Provided data →
^^^^^^^^

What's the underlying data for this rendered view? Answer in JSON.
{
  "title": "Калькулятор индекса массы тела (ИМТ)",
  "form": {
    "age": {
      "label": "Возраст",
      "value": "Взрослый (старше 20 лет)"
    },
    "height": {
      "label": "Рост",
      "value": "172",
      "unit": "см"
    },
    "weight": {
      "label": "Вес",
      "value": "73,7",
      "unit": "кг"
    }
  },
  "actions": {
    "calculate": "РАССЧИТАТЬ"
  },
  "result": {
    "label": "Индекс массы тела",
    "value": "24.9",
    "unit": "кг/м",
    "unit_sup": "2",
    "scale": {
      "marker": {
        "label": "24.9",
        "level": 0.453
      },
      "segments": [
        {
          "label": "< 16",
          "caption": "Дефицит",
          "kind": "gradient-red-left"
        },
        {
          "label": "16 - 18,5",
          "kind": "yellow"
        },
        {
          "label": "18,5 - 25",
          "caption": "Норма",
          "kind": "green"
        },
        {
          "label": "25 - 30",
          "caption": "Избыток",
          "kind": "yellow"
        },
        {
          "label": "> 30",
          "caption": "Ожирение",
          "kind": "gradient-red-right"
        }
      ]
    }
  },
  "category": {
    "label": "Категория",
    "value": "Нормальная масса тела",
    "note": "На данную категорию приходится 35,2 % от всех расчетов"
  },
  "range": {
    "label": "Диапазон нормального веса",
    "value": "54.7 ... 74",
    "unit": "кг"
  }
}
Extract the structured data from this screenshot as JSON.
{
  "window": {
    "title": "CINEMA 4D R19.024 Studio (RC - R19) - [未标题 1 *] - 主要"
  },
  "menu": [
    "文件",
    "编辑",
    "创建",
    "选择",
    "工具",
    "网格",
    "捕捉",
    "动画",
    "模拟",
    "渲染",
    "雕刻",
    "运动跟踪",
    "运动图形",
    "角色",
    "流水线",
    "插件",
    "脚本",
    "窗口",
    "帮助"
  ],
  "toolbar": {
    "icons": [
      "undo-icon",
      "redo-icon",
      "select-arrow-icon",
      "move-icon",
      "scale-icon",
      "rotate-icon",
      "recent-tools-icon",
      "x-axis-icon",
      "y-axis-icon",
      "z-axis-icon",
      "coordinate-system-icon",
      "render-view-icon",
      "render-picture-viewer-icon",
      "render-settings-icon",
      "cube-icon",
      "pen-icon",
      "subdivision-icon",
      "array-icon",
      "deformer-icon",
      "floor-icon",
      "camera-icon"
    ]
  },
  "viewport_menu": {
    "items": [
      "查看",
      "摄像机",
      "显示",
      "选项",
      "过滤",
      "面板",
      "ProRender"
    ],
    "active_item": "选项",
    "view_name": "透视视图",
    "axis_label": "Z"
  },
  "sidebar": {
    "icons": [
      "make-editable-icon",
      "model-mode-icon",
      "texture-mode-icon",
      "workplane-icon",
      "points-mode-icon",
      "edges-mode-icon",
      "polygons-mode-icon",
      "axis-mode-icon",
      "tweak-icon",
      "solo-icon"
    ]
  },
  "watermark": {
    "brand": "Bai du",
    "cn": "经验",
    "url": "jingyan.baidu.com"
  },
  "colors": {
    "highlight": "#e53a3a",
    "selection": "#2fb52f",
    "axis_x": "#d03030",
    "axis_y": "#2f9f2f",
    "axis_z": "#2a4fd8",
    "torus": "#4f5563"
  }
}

^^^^^^^^

Task requirements → Your task is to pick out every line with the string "gradient" and copy it.

Output below →
          "kind": "gradient-red-left"
          "kind": "gradient-red-right"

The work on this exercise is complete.